═══ Material provided

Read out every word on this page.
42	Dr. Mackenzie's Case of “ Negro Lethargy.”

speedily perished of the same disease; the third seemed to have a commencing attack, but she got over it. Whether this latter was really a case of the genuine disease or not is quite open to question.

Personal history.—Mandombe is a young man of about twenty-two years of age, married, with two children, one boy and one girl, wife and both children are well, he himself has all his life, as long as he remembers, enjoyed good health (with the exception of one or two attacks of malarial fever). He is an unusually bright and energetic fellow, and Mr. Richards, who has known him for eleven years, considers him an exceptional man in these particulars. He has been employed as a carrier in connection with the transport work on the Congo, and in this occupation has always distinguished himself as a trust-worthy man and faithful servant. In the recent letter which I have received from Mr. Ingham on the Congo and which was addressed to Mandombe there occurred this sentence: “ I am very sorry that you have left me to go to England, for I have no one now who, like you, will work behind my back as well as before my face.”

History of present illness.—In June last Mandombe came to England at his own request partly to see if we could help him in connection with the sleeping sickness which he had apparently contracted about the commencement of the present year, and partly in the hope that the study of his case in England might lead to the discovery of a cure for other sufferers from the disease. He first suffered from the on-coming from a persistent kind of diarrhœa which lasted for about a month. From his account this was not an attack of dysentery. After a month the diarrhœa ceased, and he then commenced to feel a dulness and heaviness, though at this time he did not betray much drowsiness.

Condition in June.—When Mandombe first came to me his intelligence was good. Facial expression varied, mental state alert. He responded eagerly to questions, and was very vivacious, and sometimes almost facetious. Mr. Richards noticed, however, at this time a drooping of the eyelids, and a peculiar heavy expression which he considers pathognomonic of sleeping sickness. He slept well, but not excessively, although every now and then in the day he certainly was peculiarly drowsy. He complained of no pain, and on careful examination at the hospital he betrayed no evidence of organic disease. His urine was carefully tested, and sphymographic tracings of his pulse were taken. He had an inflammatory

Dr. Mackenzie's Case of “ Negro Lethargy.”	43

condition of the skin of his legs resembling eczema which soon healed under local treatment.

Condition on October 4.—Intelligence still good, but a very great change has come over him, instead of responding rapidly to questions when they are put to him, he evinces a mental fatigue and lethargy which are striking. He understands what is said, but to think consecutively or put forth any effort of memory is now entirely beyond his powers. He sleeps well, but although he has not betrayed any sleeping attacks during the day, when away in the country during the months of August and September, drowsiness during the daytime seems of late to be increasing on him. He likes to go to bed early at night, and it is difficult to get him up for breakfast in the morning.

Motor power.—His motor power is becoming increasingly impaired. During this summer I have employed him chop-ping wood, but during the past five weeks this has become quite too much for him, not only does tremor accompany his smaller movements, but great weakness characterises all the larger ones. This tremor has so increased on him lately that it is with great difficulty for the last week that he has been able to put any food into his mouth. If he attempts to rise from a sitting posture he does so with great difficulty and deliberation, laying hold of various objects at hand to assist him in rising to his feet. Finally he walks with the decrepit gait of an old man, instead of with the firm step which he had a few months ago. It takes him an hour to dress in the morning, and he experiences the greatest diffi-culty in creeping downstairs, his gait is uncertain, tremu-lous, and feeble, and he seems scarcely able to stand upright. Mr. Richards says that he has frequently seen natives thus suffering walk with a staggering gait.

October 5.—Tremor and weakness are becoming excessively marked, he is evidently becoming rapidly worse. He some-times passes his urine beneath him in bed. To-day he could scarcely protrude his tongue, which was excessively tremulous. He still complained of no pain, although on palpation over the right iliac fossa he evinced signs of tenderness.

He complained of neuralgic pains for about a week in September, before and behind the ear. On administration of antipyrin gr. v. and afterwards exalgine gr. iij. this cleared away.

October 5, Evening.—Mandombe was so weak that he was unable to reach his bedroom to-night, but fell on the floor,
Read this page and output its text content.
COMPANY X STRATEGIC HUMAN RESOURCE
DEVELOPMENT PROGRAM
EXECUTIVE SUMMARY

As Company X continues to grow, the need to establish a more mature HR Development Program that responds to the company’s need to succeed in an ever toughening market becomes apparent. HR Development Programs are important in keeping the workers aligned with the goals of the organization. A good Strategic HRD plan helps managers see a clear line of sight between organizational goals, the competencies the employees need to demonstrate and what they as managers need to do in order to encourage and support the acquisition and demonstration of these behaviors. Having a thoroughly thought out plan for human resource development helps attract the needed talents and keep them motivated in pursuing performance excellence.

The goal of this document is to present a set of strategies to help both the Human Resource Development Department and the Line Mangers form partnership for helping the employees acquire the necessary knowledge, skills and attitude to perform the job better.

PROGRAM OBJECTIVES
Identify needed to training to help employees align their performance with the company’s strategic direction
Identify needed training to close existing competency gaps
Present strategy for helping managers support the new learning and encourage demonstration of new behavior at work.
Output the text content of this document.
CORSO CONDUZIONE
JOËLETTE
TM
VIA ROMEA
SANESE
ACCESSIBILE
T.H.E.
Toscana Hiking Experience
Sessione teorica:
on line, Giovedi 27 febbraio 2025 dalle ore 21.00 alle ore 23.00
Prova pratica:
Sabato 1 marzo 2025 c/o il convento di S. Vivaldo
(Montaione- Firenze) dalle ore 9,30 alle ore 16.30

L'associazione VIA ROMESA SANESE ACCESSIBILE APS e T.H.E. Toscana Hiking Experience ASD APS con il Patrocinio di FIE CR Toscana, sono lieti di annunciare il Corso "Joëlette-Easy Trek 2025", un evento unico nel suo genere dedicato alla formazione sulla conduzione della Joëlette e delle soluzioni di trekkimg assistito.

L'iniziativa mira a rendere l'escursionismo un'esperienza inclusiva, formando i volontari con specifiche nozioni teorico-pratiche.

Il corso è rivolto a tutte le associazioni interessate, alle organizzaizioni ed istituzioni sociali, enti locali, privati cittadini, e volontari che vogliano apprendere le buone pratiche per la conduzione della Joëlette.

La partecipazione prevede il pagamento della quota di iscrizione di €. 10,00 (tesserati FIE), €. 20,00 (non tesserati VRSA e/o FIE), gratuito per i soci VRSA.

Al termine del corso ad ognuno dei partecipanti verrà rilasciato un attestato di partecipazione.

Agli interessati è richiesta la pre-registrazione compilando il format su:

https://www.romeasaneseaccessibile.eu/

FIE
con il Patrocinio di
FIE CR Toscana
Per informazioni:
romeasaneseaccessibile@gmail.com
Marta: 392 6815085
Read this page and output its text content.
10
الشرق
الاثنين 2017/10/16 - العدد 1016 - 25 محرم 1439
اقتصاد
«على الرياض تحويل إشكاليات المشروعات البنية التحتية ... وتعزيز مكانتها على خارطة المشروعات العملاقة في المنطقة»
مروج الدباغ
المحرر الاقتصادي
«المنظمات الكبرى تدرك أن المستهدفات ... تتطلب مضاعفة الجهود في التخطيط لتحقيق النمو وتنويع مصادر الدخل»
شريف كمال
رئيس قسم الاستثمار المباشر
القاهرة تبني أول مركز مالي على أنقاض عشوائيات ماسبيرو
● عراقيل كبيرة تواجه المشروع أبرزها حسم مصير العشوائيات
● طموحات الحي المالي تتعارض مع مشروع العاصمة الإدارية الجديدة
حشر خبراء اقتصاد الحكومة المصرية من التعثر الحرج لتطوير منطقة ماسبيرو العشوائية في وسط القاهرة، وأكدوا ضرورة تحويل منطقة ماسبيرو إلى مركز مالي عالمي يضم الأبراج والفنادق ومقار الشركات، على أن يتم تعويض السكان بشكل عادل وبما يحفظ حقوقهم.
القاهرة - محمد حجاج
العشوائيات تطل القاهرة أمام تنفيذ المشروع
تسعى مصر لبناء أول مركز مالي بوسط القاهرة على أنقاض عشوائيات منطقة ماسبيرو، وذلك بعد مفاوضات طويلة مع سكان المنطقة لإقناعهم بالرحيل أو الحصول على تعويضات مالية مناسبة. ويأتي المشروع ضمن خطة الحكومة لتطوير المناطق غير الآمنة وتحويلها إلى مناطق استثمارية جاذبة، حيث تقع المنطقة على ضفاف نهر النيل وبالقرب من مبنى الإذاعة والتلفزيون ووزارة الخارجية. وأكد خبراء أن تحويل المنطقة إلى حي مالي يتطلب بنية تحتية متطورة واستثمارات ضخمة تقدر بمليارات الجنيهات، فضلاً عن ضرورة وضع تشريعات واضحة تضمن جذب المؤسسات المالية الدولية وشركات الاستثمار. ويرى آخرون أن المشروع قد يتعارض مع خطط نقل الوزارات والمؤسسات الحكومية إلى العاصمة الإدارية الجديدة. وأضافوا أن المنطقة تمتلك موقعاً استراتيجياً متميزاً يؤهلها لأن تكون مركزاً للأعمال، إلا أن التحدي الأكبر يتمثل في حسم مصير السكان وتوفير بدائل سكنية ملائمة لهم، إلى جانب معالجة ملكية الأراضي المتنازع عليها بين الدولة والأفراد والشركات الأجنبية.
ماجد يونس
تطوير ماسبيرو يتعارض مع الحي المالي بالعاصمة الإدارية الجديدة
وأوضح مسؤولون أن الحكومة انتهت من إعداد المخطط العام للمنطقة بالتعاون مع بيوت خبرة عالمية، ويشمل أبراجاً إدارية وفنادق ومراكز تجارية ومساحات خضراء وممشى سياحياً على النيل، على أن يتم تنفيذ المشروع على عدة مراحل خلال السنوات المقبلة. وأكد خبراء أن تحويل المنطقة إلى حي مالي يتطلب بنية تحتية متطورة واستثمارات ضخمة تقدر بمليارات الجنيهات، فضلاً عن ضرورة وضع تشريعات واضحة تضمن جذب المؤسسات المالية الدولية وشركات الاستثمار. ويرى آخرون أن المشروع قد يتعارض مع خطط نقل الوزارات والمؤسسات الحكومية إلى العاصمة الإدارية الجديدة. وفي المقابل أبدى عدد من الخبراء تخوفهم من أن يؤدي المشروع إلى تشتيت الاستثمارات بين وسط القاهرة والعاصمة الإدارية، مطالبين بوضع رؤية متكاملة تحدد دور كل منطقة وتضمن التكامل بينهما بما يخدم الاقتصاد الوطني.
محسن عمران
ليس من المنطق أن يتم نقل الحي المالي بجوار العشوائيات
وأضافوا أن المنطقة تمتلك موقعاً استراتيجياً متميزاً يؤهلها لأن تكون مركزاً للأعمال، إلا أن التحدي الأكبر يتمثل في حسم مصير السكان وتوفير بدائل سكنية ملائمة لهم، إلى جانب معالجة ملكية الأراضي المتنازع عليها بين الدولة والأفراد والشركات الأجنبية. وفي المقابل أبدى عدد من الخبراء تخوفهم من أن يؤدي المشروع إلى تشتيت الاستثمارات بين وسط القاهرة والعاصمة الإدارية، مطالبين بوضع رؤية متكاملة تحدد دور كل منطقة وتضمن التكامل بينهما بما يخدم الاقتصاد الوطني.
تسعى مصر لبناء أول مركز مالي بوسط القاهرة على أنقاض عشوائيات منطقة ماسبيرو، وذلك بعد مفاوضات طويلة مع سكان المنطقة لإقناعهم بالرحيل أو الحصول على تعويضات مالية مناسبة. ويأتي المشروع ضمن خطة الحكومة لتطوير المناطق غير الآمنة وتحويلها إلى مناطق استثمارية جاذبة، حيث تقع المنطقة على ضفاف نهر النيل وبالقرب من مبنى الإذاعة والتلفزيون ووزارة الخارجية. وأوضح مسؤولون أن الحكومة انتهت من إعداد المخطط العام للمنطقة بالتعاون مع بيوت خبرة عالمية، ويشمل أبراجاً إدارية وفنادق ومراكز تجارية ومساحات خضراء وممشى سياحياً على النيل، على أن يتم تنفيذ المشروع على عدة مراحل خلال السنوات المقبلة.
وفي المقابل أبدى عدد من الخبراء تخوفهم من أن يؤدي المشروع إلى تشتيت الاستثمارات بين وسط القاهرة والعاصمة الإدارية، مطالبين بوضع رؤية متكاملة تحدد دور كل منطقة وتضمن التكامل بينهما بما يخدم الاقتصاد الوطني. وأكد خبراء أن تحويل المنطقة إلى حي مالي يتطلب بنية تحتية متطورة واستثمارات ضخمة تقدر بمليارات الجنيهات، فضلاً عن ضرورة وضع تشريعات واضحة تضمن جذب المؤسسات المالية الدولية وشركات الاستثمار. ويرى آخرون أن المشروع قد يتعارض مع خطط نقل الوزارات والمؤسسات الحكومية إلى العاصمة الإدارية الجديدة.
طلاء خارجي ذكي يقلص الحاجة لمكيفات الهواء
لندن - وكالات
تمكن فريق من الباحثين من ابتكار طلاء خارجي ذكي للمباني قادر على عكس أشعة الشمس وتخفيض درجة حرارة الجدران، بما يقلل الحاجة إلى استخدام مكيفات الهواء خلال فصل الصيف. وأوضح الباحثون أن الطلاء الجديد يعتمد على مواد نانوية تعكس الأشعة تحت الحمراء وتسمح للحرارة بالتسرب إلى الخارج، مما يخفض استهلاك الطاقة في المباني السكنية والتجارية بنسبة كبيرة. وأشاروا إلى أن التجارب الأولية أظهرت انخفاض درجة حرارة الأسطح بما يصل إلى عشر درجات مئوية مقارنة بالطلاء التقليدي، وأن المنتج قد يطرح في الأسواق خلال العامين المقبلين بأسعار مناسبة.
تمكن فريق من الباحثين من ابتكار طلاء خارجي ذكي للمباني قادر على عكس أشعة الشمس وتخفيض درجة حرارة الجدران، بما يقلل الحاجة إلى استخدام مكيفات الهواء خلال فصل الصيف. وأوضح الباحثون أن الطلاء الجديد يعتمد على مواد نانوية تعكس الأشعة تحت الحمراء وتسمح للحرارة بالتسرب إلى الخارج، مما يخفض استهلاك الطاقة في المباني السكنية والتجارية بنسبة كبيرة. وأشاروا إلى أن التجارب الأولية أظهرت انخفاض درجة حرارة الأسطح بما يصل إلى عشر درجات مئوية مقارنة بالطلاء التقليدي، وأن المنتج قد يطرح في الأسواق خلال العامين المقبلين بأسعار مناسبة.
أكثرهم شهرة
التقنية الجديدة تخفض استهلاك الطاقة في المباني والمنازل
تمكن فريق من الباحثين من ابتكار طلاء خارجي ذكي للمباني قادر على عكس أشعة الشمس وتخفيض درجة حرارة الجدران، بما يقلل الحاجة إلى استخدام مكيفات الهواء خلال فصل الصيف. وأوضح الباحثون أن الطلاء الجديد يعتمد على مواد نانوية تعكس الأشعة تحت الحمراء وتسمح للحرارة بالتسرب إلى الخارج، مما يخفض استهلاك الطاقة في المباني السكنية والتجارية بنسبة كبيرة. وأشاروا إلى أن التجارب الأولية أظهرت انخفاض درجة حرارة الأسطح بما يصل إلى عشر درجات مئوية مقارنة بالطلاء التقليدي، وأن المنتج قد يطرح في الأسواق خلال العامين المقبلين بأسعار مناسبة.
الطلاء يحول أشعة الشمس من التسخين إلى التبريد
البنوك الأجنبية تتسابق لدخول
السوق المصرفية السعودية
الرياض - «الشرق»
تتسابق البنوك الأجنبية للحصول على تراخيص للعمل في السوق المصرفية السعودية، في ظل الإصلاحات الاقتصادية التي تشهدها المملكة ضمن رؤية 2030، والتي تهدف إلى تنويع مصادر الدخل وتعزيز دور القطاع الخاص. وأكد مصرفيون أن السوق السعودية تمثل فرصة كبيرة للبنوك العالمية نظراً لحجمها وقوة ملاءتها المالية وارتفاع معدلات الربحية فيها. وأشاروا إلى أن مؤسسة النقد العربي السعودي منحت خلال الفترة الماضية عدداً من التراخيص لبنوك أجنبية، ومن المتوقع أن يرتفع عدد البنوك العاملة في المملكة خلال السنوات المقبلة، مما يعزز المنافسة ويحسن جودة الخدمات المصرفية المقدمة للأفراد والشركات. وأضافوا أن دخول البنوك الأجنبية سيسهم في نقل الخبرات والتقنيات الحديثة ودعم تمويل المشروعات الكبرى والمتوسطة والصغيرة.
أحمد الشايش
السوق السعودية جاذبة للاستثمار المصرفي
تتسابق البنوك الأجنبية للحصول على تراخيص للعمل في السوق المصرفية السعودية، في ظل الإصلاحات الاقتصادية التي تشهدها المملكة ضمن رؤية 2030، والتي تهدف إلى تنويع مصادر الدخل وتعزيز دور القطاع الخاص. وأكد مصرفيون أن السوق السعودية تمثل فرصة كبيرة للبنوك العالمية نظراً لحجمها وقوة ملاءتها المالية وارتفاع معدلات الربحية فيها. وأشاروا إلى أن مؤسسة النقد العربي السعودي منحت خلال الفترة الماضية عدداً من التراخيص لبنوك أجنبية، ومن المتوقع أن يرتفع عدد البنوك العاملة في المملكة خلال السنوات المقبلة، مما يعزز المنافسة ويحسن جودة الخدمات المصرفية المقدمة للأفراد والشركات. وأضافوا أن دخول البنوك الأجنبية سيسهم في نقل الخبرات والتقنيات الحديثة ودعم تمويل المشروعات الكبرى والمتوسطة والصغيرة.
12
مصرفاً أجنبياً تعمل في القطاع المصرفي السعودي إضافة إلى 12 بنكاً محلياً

══════

■ **What you have to do**
Check every line for "pratiche" and show the ones that have it.

■ **Response below**
L'iniziativa mira a rendere l'escursionismo un'esperienza inclusiva, formando i volontari con specifiche nozioni teorico-pratiche.
Il corso è rivolto a tutte le associazioni interessate, alle organizzaizioni ed istituzioni sociali, enti locali, privati cittadini, e volontari che vogliano apprendere le buone pratiche per la conduzione della Joëlette.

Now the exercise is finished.